• WHAT IS EXPECTED: In your copy, repeat the records exactly and leave out the pictures.

::::::::

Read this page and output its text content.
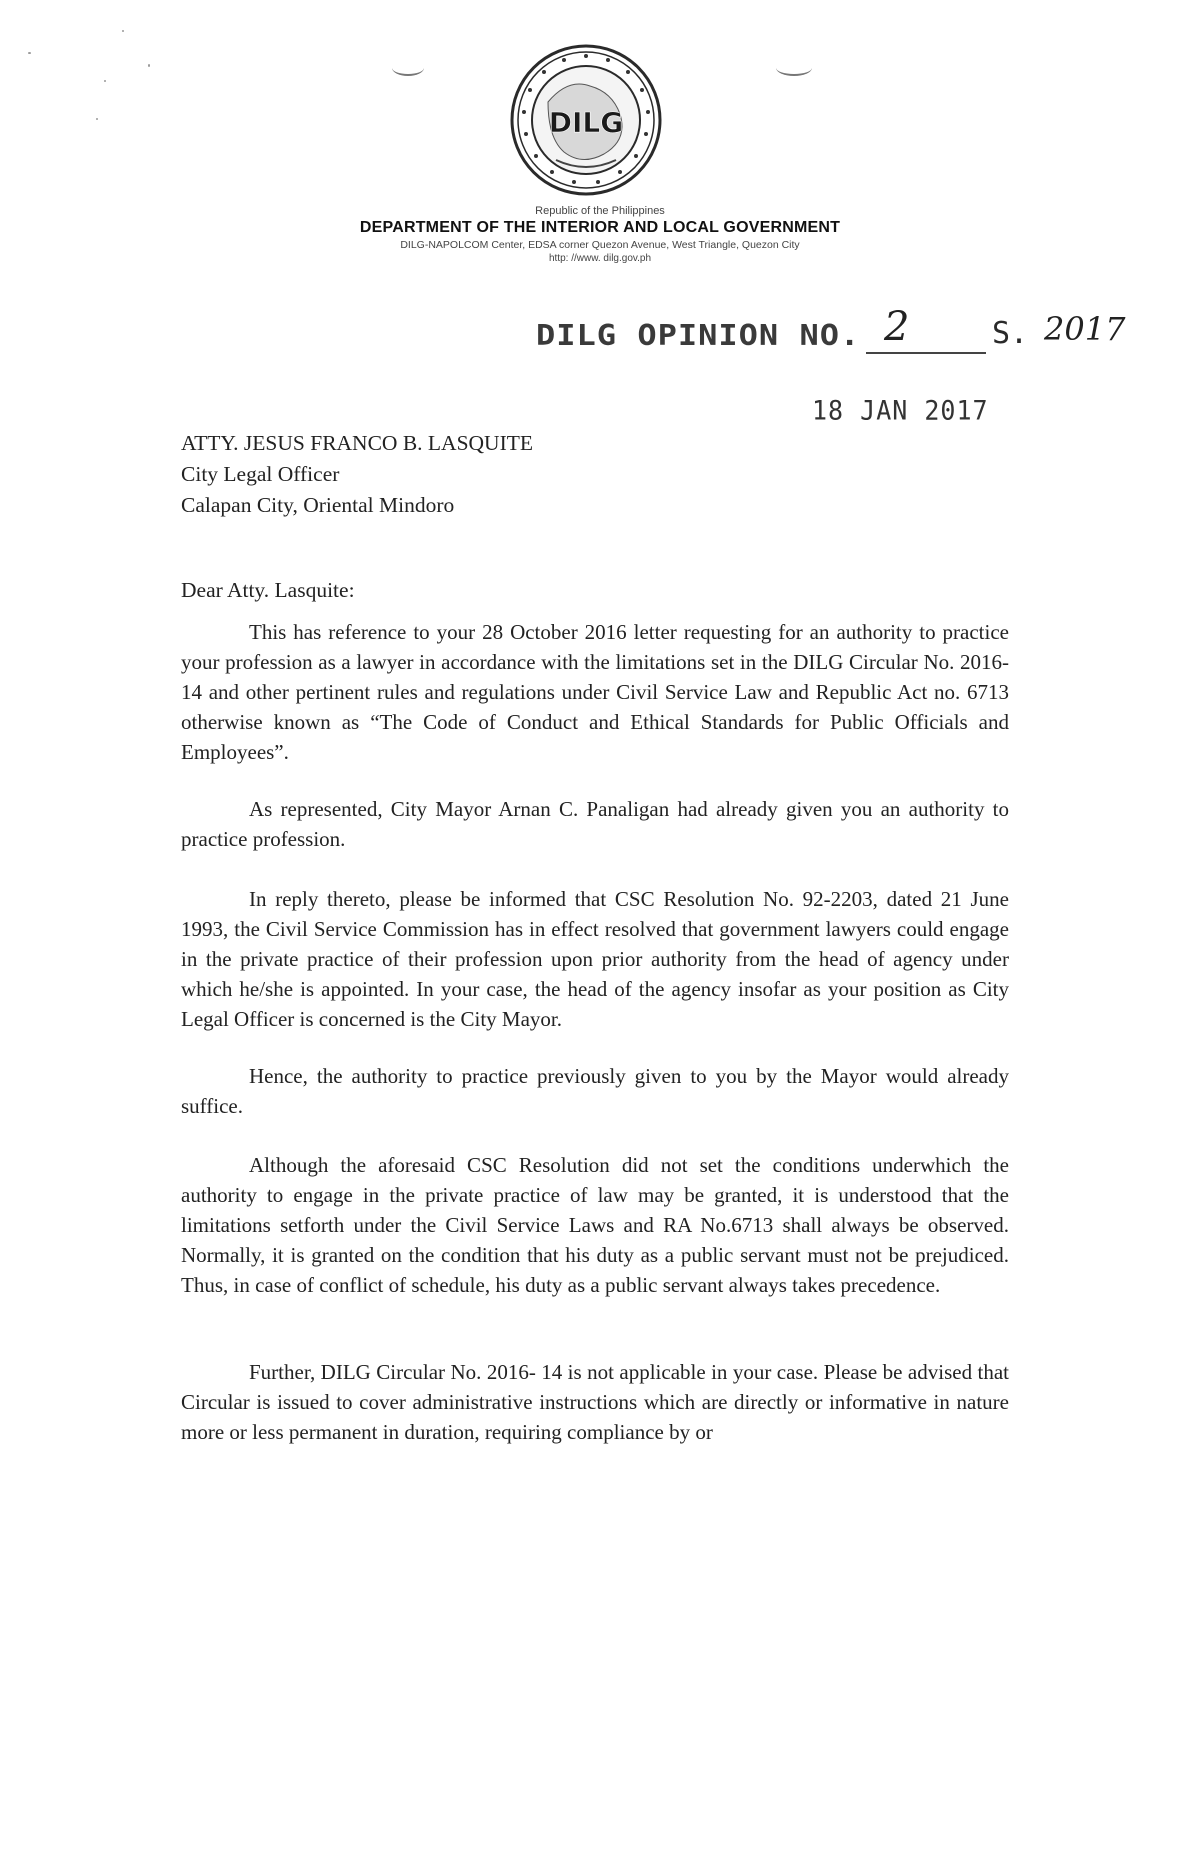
DILG
Republic of the Philippines
DEPARTMENT OF THE INTERIOR AND LOCAL GOVERNMENT
DILG-NAPOLCOM Center, EDSA corner Quezon Avenue, West Triangle, Quezon City
http: //www. dilg.gov.ph
DILG OPINION NO. 2	S. 2017
18 JAN 2017
ATTY. JESUS FRANCO B. LASQUITE
City Legal Officer
Calapan City, Oriental Mindoro
Dear Atty. Lasquite:

This has reference to your 28 October 2016 letter requesting for an authority to practice your profession as a lawyer in accordance with the limitations set in the DILG Circular No. 2016-14 and other pertinent rules and regulations under Civil Service Law and Republic Act no. 6713 otherwise known as “The Code of Conduct and Ethical Standards for Public Officials and Employees”.

As represented, City Mayor Arnan C. Panaligan had already given you an authority to practice profession.

In reply thereto, please be informed that CSC Resolution No. 92-2203, dated 21 June 1993, the Civil Service Commission has in effect resolved that government lawyers could engage in the private practice of their profession upon prior authority from the head of agency under which he/she is appointed. In your case, the head of the agency insofar as your position as City Legal Officer is concerned is the City Mayor.

Hence, the authority to practice previously given to you by the Mayor would already suffice.

Although the aforesaid CSC Resolution did not set the conditions underwhich the authority to engage in the private practice of law may be granted, it is understood that the limitations setforth under the Civil Service Laws and RA No.6713 shall always be observed. Normally, it is granted on the condition that his duty as a public servant must not be prejudiced. Thus, in case of conflict of schedule, his duty as a public servant always takes precedence.

Further, DILG Circular No. 2016- 14 is not applicable in your case. Please be advised that Circular is issued to cover administrative instructions which are directly or informative in nature more or less permanent in duration, requiring compliance by or
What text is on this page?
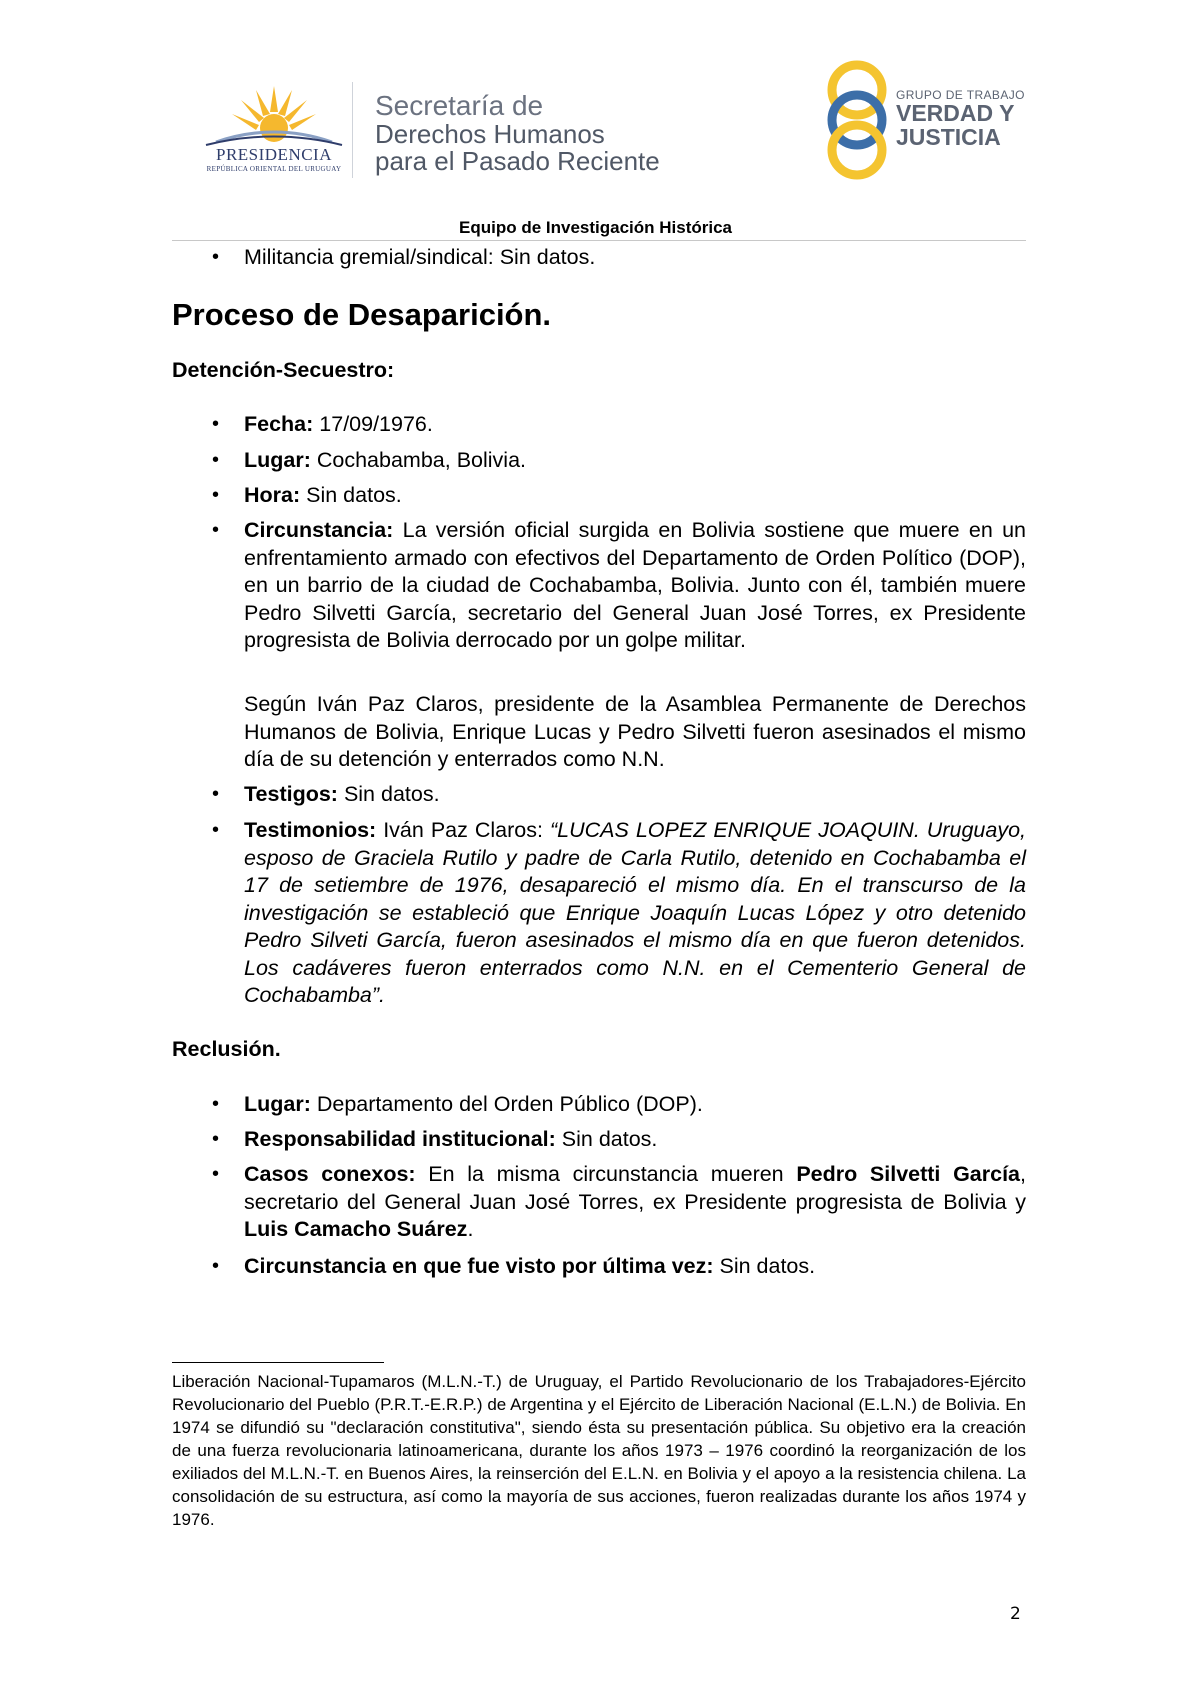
PRESIDENCIA
REPÚBLICA ORIENTAL DEL URUGUAY
Secretaría de
Derechos Humanos
para el Pasado Reciente
GRUPO DE TRABAJO
VERDAD Y
JUSTICIA
Equipo de Investigación Histórica
• Militancia gremial/sindical: Sin datos.
Proceso de Desaparición.
Detención-Secuestro:
• Fecha: 17/09/1976.
• Lugar: Cochabamba, Bolivia.
• Hora: Sin datos.
• Circunstancia: La versión oficial surgida en Bolivia sostiene que muere en un enfrentamiento armado con efectivos del Departamento de Orden Político (DOP), en un barrio de la ciudad de Cochabamba, Bolivia. Junto con él, también muere Pedro Silvetti García, secretario del General Juan José Torres, ex Presidente progresista de Bolivia derrocado por un golpe militar.
Según Iván Paz Claros, presidente de la Asamblea Permanente de Derechos Humanos de Bolivia, Enrique Lucas y Pedro Silvetti fueron asesinados el mismo día de su detención y enterrados como N.N.
• Testigos: Sin datos.
• Testimonios: Iván Paz Claros: “LUCAS LOPEZ ENRIQUE JOAQUIN. Uruguayo, esposo de Graciela Rutilo y padre de Carla Rutilo, detenido en Cochabamba el 17 de setiembre de 1976, desapareció el mismo día. En el transcurso de la investigación se estableció que Enrique Joaquín Lucas López y otro detenido Pedro Silveti García, fueron asesinados el mismo día en que fueron detenidos. Los cadáveres fueron enterrados como N.N. en el Cementerio General de Cochabamba”.
Reclusión.
• Lugar: Departamento del Orden Público (DOP).
• Responsabilidad institucional: Sin datos.
• Casos conexos: En la misma circunstancia mueren Pedro Silvetti García, secretario del General Juan José Torres, ex Presidente progresista de Bolivia y Luis Camacho Suárez.
• Circunstancia en que fue visto por última vez: Sin datos.
Liberación Nacional-Tupamaros (M.L.N.-T.) de Uruguay, el Partido Revolucionario de los Trabajadores-Ejército Revolucionario del Pueblo (P.R.T.-E.R.P.) de Argentina y el Ejército de Liberación Nacional (E.L.N.) de Bolivia. En 1974 se difundió su "declaración constitutiva", siendo ésta su presentación pública. Su objetivo era la creación de una fuerza revolucionaria latinoamericana, durante los años 1973 – 1976 coordinó la reorganización de los exiliados del M.L.N.-T. en Buenos Aires, la reinserción del E.L.N. en Bolivia y el apoyo a la resistencia chilena. La consolidación de su estructura, así como la mayoría de sus acciones, fueron realizadas durante los años 1974 y 1976.
2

::::::::

• RESPONSE TO THIS TASK:
Read this page and output its text content.
DILG
Republic of the Philippines
DEPARTMENT OF THE INTERIOR AND LOCAL GOVERNMENT
DILG-NAPOLCOM Center, EDSA corner Quezon Avenue, West Triangle, Quezon City
http: //www. dilg.gov.ph
DILG OPINION NO. 2	S. 2017
18 JAN 2017
ATTY. JESUS FRANCO B. LASQUITE
City Legal Officer
Calapan City, Oriental Mindoro
Dear Atty. Lasquite:

This has reference to your 28 October 2016 letter requesting for an authority to practice your profession as a lawyer in accordance with the limitations set in the DILG Circular No. 2016-14 and other pertinent rules and regulations under Civil Service Law and Republic Act no. 6713 otherwise known as “The Code of Conduct and Ethical Standards for Public Officials and Employees”.

As represented, City Mayor Arnan C. Panaligan had already given you an authority to practice profession.

In reply thereto, please be informed that CSC Resolution No. 92-2203, dated 21 June 1993, the Civil Service Commission has in effect resolved that government lawyers could engage in the private practice of their profession upon prior authority from the head of agency under which he/she is appointed. In your case, the head of the agency insofar as your position as City Legal Officer is concerned is the City Mayor.

Hence, the authority to practice previously given to you by the Mayor would already suffice.

Although the aforesaid CSC Resolution did not set the conditions underwhich the authority to engage in the private practice of law may be granted, it is understood that the limitations setforth under the Civil Service Laws and RA No.6713 shall always be observed. Normally, it is granted on the condition that his duty as a public servant must not be prejudiced. Thus, in case of conflict of schedule, his duty as a public servant always takes precedence.

Further, DILG Circular No. 2016- 14 is not applicable in your case. Please be advised that Circular is issued to cover administrative instructions which are directly or informative in nature more or less permanent in duration, requiring compliance by or
What text is on this page?
PRESIDENCIA
REPÚBLICA ORIENTAL DEL URUGUAY
Secretaría de
Derechos Humanos
para el Pasado Reciente
GRUPO DE TRABAJO
VERDAD Y
JUSTICIA
Equipo de Investigación Histórica
• Militancia gremial/sindical: Sin datos.
Proceso de Desaparición.
Detención-Secuestro:
• Fecha: 17/09/1976.
• Lugar: Cochabamba, Bolivia.
• Hora: Sin datos.
• Circunstancia: La versión oficial surgida en Bolivia sostiene que muere en un enfrentamiento armado con efectivos del Departamento de Orden Político (DOP), en un barrio de la ciudad de Cochabamba, Bolivia. Junto con él, también muere Pedro Silvetti García, secretario del General Juan José Torres, ex Presidente progresista de Bolivia derrocado por un golpe militar.
Según Iván Paz Claros, presidente de la Asamblea Permanente de Derechos Humanos de Bolivia, Enrique Lucas y Pedro Silvetti fueron asesinados el mismo día de su detención y enterrados como N.N.
• Testigos: Sin datos.
• Testimonios: Iván Paz Claros: “LUCAS LOPEZ ENRIQUE JOAQUIN. Uruguayo, esposo de Graciela Rutilo y padre de Carla Rutilo, detenido en Cochabamba el 17 de setiembre de 1976, desapareció el mismo día. En el transcurso de la investigación se estableció que Enrique Joaquín Lucas López y otro detenido Pedro Silveti García, fueron asesinados el mismo día en que fueron detenidos. Los cadáveres fueron enterrados como N.N. en el Cementerio General de Cochabamba”.
Reclusión.
• Lugar: Departamento del Orden Público (DOP).
• Responsabilidad institucional: Sin datos.
• Casos conexos: En la misma circunstancia mueren Pedro Silvetti García, secretario del General Juan José Torres, ex Presidente progresista de Bolivia y Luis Camacho Suárez.
• Circunstancia en que fue visto por última vez: Sin datos.
Liberación Nacional-Tupamaros (M.L.N.-T.) de Uruguay, el Partido Revolucionario de los Trabajadores-Ejército Revolucionario del Pueblo (P.R.T.-E.R.P.) de Argentina y el Ejército de Liberación Nacional (E.L.N.) de Bolivia. En 1974 se difundió su "declaración constitutiva", siendo ésta su presentación pública. Su objetivo era la creación de una fuerza revolucionaria latinoamericana, durante los años 1973 – 1976 coordinó la reorganización de los exiliados del M.L.N.-T. en Buenos Aires, la reinserción del E.L.N. en Bolivia y el apoyo a la resistencia chilena. La consolidación de su estructura, así como la mayoría de sus acciones, fueron realizadas durante los años 1974 y 1976.
2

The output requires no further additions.